TASK DETAILS: Reproduce the lines of the material exactly, excluding every image.
☆ ☆ ☆ ☆
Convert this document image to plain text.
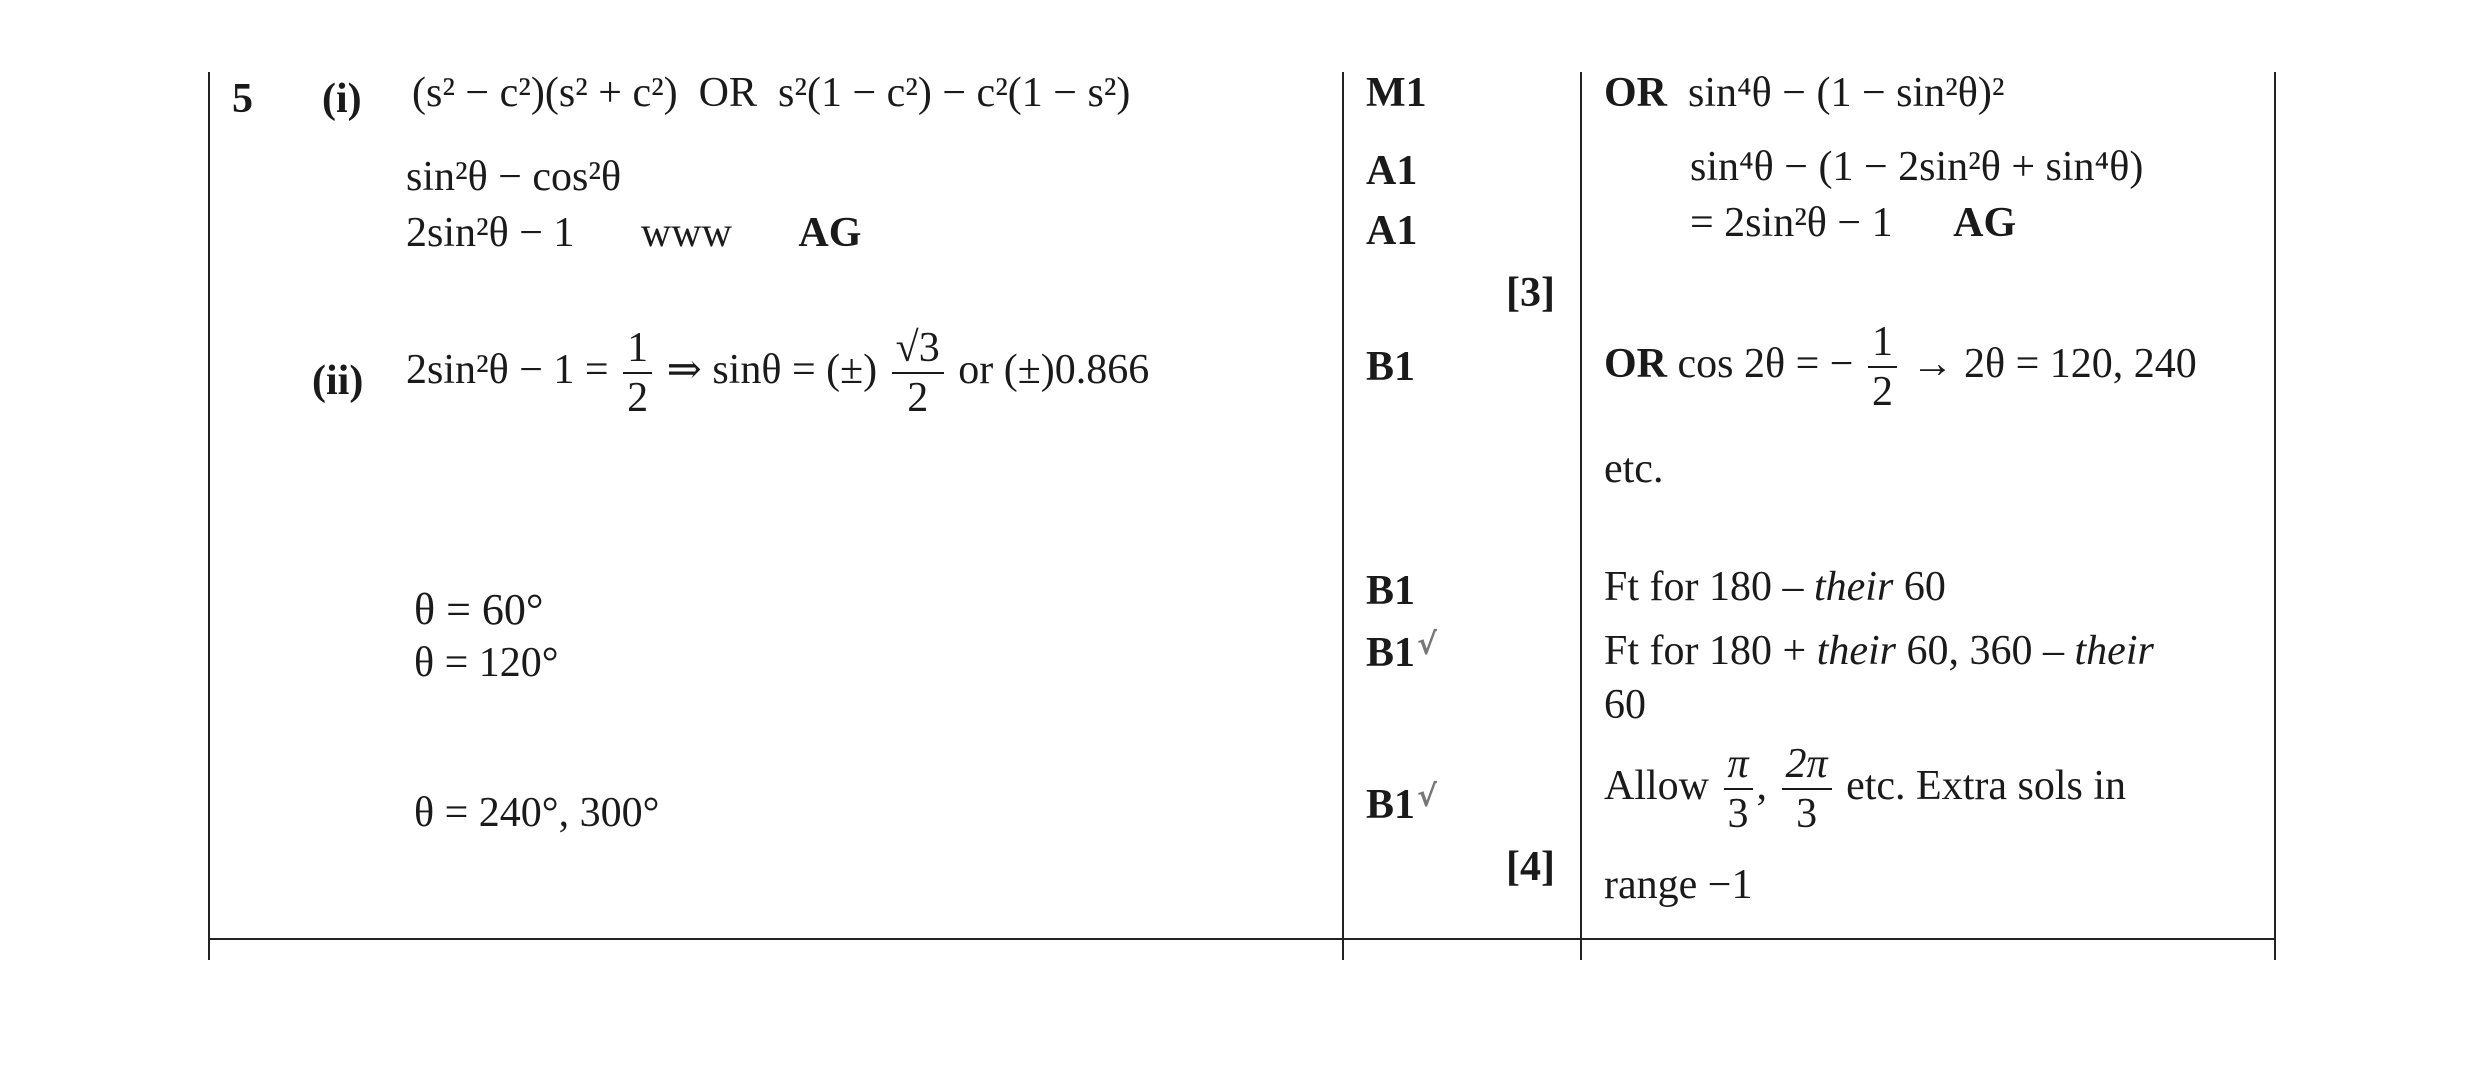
5 (i) (s² − c²)(s² + c²) OR s²(1 − c²) − c²(1 − s²)
sin²θ − cos²θ
2sin²θ − 1 www AG
M1
A1
A1
[3]
OR sin⁴θ − (1 − sin²θ)²
sin⁴θ − (1 − 2sin²θ + sin⁴θ)
= 2sin²θ − 1 AG
(ii) $2\sin^2\theta - 1 = \frac{1}{2}$ ⇒ sinθ = (±) $\frac{√3}{2}$ or (±)0.866
θ = 60°
θ = 120°
θ = 240°, 300°
B1
B1
B1√
B1√
[4]
OR cos 2θ = − $\frac{1}{2} \to 2\theta = 120$, 240
etc.
Ft for 180 – their 60
Ft for 180 + their 60, 360 – their
60
Allow $\frac{\pi}{3}$ , $\frac{2\pi}{3}$ etc. Extra sols in
range −1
☆ ☆ ☆ ☆
WRITTEN ANSWER:
Convert this document image to plain text.
5 (i) (s² − c²)(s² + c²) OR s²(1 − c²) − c²(1 − s²)
sin²θ − cos²θ
2sin²θ − 1 www AG
M1
A1
A1
[3]
OR sin⁴θ − (1 − sin²θ)²
sin⁴θ − (1 − 2sin²θ + sin⁴θ)
= 2sin²θ − 1 AG
(ii) $2\sin^2\theta - 1 = \frac{1}{2}$ ⇒ sinθ = (±) $\frac{√3}{2}$ or (±)0.866
θ = 60°
θ = 120°
θ = 240°, 300°
B1
B1
B1√
B1√
[4]
OR cos 2θ = − $\frac{1}{2} \to 2\theta = 120$, 240
etc.
Ft for 180 – their 60
Ft for 180 + their 60, 360 – their
60
Allow $\frac{\pi}{3}$ , $\frac{2\pi}{3}$ etc. Extra sols in
range −1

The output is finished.